For every line below that includes the word "Patterns", add one; report the final number and nothing else.

(SUPPLIED MATERIAL Opens)

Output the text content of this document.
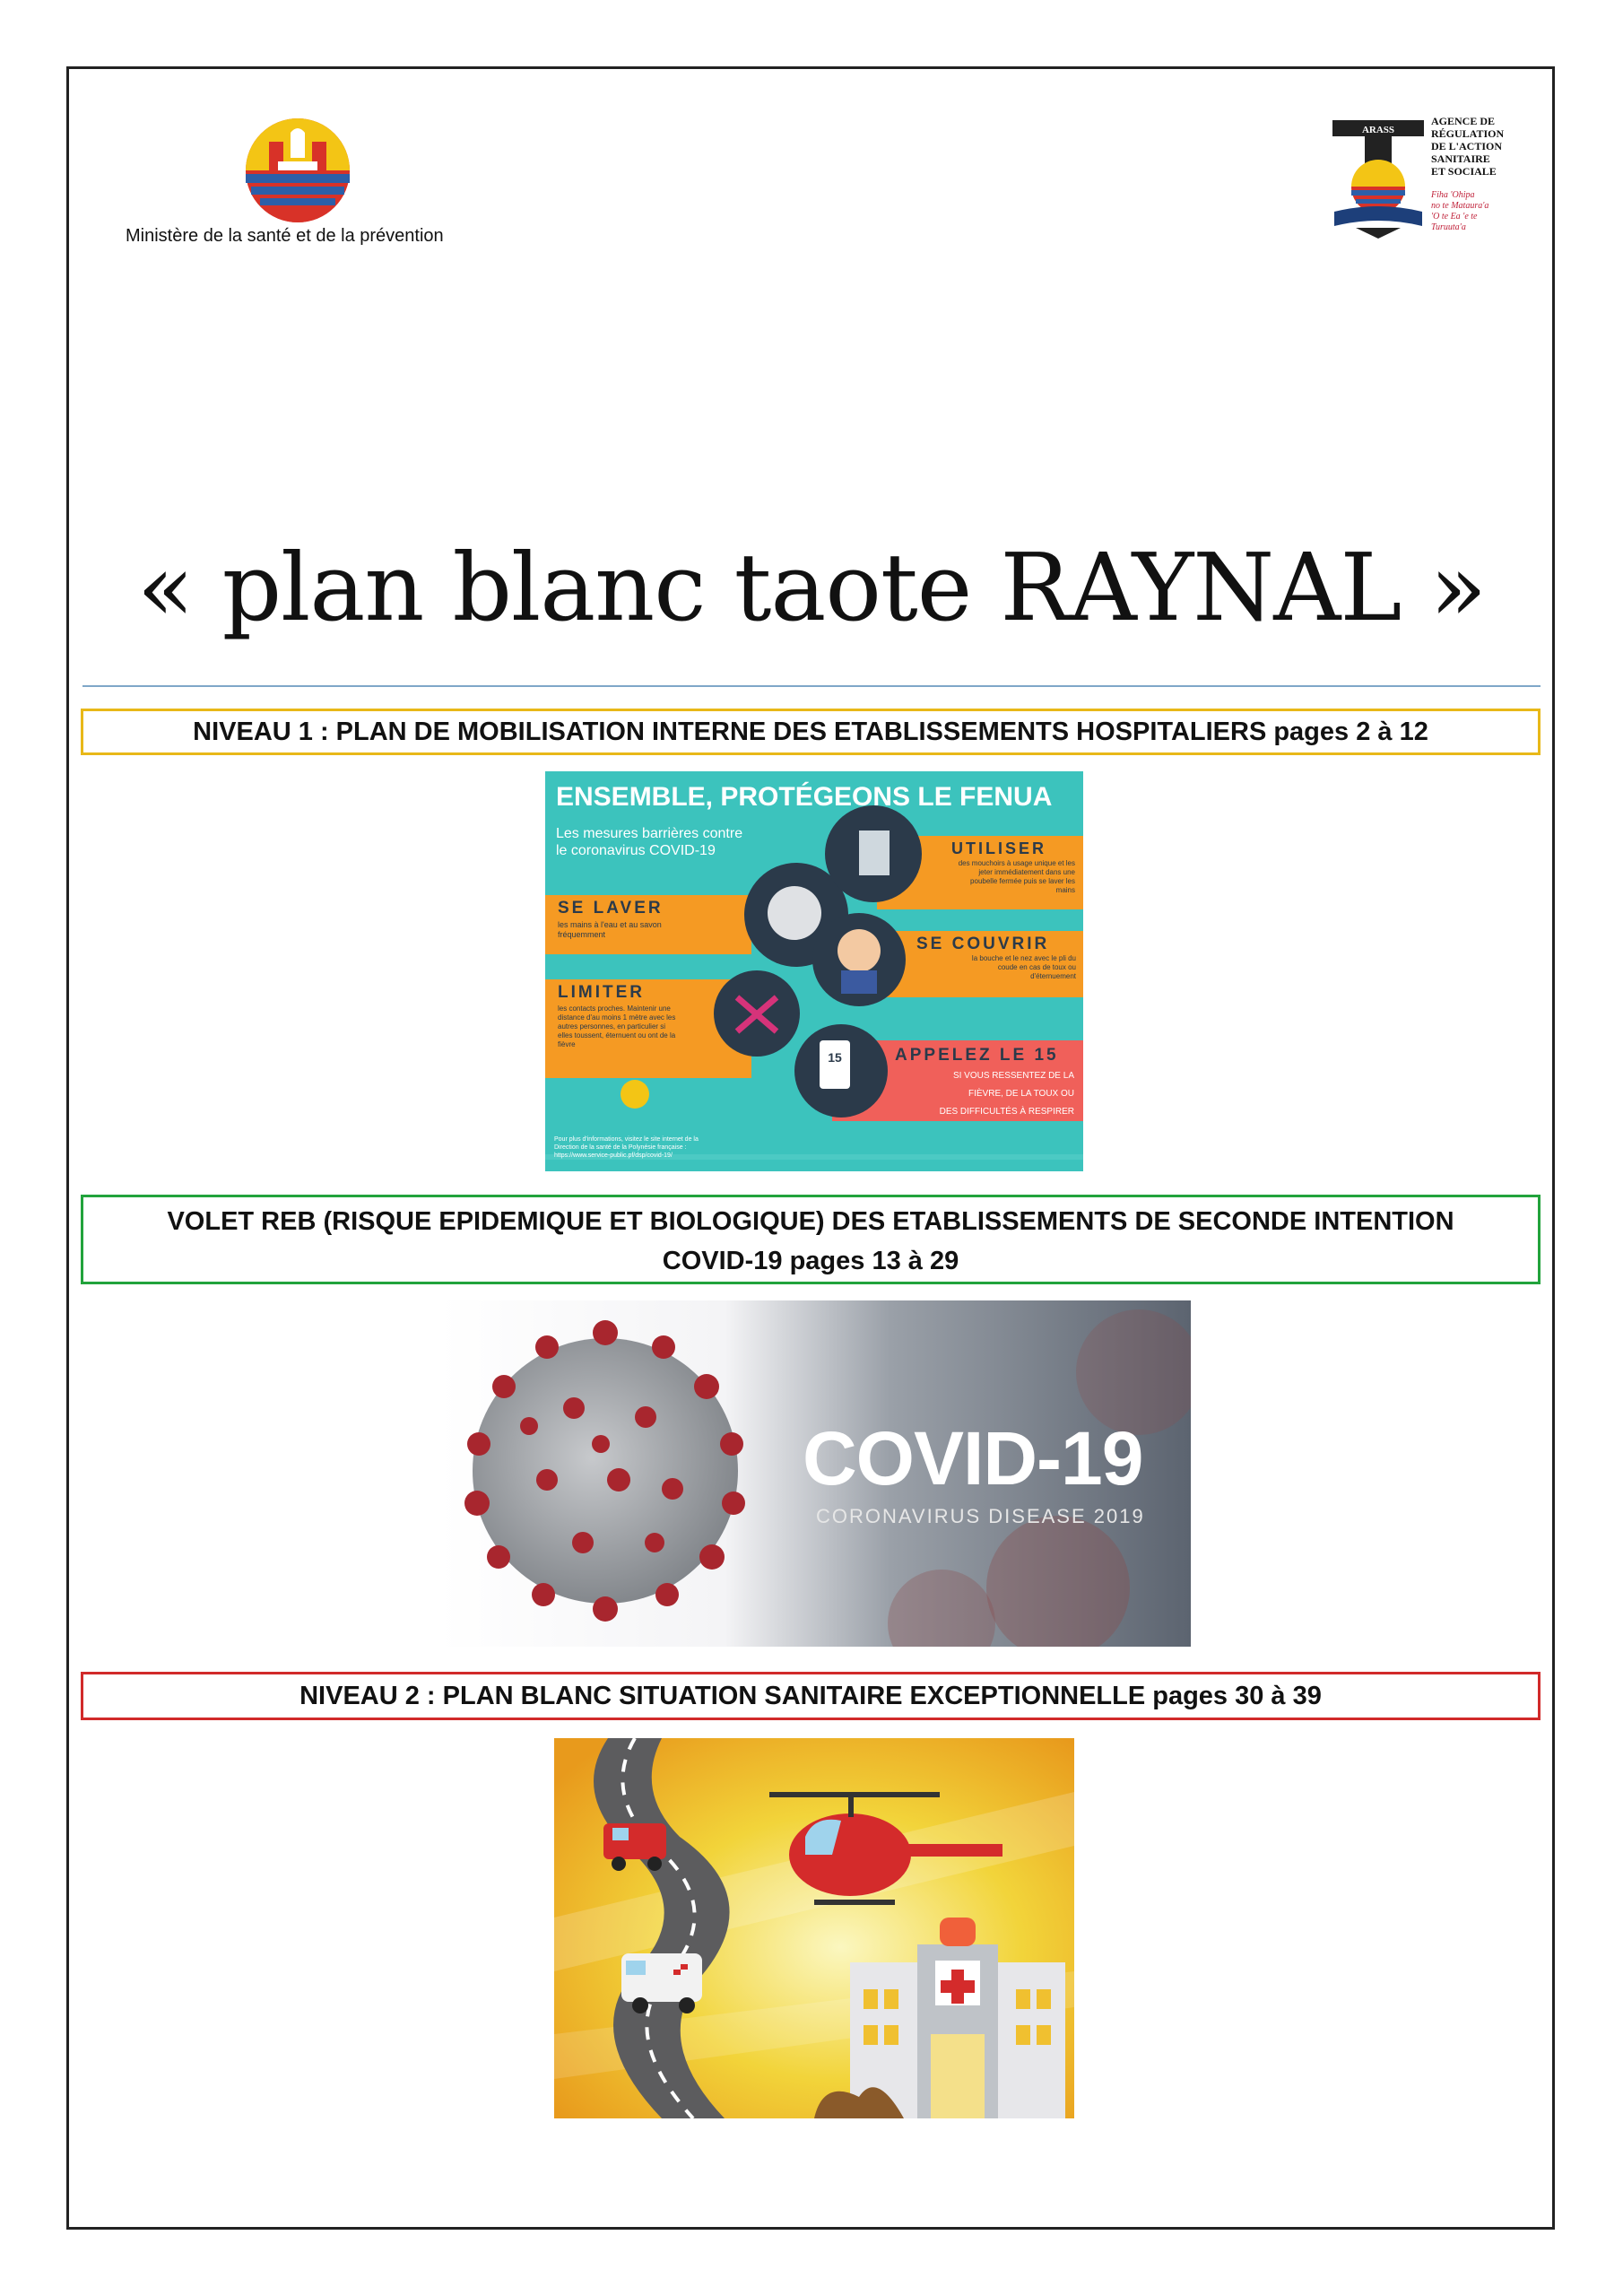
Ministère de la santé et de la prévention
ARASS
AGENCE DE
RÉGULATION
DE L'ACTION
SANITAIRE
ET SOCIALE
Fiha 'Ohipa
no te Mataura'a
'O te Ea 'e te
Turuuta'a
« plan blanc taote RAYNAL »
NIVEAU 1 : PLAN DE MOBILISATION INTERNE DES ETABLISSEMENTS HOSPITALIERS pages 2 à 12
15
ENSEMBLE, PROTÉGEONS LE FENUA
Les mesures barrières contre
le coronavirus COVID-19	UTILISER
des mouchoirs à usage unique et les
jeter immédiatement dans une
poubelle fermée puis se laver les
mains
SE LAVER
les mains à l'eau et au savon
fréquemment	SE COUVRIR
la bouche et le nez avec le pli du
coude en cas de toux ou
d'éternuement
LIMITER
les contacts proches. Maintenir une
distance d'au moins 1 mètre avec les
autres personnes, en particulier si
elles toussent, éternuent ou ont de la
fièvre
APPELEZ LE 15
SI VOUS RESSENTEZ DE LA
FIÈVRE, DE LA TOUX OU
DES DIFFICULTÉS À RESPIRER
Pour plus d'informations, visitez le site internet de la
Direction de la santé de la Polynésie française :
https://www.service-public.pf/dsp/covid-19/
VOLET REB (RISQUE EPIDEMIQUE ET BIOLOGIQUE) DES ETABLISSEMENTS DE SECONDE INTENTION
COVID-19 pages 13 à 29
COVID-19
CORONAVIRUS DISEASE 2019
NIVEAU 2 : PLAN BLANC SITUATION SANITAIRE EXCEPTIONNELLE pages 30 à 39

(SUPPLIED MATERIAL Closes)
(SUPPLIED MATERIAL Opens)

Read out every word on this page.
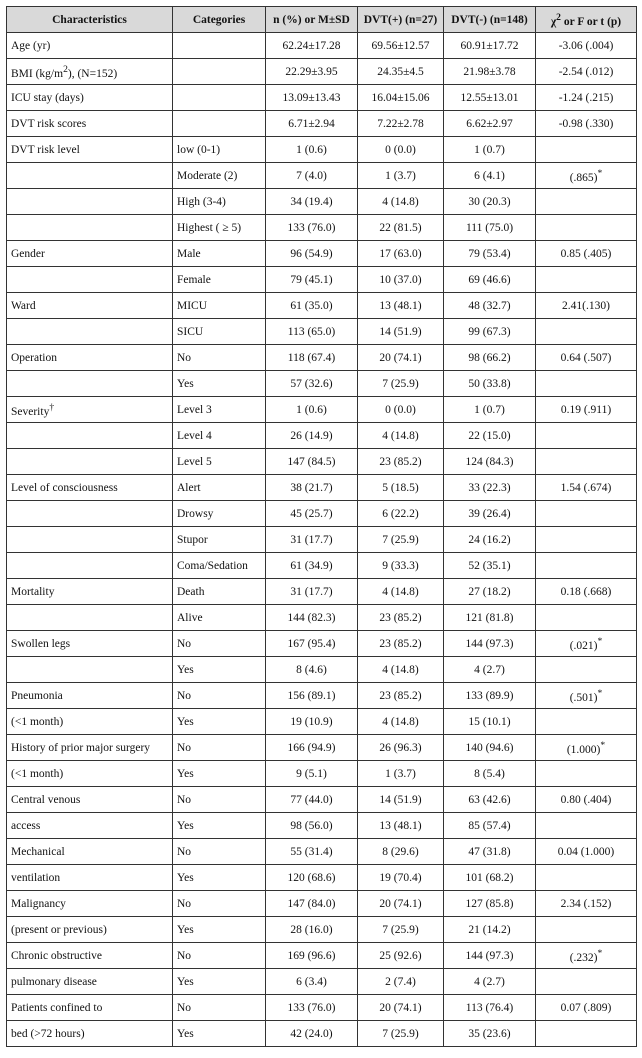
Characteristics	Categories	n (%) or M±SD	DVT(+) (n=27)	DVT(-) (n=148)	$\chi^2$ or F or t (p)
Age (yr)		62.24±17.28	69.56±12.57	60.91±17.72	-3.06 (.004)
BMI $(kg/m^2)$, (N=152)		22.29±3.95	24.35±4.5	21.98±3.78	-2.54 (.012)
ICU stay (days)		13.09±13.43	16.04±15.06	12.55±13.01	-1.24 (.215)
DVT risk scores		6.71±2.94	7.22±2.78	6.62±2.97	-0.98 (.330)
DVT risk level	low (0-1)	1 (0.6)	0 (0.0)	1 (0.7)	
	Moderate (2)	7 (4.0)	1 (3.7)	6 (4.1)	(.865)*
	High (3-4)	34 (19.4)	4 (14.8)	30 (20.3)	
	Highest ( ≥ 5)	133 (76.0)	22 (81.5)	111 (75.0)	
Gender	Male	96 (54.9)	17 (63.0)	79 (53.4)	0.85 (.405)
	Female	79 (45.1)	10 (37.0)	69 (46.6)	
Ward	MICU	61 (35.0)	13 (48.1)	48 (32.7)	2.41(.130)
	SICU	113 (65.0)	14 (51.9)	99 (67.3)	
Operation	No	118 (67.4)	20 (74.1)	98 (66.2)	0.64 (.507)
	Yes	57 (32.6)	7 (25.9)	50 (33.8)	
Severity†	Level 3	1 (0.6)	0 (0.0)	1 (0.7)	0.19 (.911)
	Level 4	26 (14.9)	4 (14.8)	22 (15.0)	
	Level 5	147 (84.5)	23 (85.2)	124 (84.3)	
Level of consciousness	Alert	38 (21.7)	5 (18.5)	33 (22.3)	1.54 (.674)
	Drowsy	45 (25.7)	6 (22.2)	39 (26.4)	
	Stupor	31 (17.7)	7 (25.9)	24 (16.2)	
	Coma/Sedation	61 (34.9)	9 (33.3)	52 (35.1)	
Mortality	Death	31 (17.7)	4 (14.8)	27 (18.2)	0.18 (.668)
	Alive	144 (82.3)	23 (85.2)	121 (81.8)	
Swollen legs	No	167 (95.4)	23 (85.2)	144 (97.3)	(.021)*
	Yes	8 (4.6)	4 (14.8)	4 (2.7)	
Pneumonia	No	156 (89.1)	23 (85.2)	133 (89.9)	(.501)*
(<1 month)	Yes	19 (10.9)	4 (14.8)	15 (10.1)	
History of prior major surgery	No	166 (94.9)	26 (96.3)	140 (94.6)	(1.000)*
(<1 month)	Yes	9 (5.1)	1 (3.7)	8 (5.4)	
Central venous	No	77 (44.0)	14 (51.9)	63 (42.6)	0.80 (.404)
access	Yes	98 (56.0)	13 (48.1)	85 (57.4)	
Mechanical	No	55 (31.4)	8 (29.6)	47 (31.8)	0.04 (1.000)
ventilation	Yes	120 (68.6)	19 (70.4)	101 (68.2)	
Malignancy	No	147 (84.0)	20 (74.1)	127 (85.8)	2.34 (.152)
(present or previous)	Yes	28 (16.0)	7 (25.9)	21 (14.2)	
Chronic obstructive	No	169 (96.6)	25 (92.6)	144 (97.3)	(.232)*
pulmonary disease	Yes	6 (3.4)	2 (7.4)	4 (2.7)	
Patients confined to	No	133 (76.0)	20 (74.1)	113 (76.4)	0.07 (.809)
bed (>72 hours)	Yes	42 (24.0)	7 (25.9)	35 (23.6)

(SUPPLIED MATERIAL Closes)
(SUPPLIED MATERIAL Opens)

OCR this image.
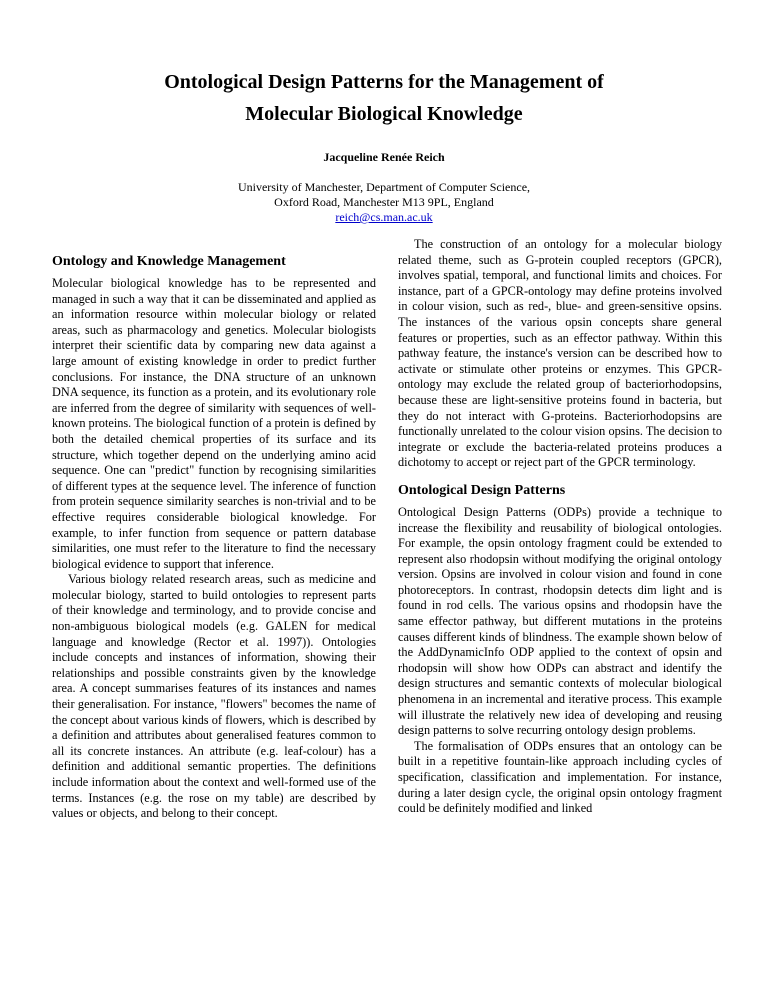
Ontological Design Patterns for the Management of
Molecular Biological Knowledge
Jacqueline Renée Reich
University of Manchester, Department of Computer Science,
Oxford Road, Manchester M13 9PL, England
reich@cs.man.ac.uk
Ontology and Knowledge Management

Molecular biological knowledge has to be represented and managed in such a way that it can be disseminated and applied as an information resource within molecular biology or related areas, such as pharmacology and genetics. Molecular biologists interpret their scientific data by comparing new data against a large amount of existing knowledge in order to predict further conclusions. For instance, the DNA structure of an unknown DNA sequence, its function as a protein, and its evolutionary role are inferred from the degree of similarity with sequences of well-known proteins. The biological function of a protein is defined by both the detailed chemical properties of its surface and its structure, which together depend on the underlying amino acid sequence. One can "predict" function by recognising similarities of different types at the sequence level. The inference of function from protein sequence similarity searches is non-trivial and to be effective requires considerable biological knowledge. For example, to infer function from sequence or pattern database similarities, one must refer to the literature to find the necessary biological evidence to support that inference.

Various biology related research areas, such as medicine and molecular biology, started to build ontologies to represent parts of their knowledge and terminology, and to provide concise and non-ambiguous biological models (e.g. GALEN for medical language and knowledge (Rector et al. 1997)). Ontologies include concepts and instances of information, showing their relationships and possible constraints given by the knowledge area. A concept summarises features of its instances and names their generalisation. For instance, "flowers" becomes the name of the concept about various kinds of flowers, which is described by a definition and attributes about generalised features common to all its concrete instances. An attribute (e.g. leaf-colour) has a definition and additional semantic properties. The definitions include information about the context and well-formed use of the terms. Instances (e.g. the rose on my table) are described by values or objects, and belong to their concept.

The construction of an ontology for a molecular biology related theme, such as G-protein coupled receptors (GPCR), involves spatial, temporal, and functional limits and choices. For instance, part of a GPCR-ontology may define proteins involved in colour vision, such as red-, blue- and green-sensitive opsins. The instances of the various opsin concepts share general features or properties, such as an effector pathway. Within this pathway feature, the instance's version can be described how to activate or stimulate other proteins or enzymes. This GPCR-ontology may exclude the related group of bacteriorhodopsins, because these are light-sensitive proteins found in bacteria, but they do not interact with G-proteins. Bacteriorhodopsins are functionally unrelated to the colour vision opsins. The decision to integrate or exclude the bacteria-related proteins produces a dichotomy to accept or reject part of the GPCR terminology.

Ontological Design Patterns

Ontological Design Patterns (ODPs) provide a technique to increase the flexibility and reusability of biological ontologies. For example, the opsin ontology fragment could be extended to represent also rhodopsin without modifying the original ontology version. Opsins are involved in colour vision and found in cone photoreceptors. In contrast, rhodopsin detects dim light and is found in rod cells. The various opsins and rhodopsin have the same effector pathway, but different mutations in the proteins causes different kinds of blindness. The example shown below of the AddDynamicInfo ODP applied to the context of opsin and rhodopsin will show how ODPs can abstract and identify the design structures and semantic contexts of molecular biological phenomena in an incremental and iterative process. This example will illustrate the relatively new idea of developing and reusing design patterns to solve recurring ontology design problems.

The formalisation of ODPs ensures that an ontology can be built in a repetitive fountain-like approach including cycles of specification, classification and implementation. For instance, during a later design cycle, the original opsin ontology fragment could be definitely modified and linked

(SUPPLIED MATERIAL Closes)

EXERCISE RESPONSE
3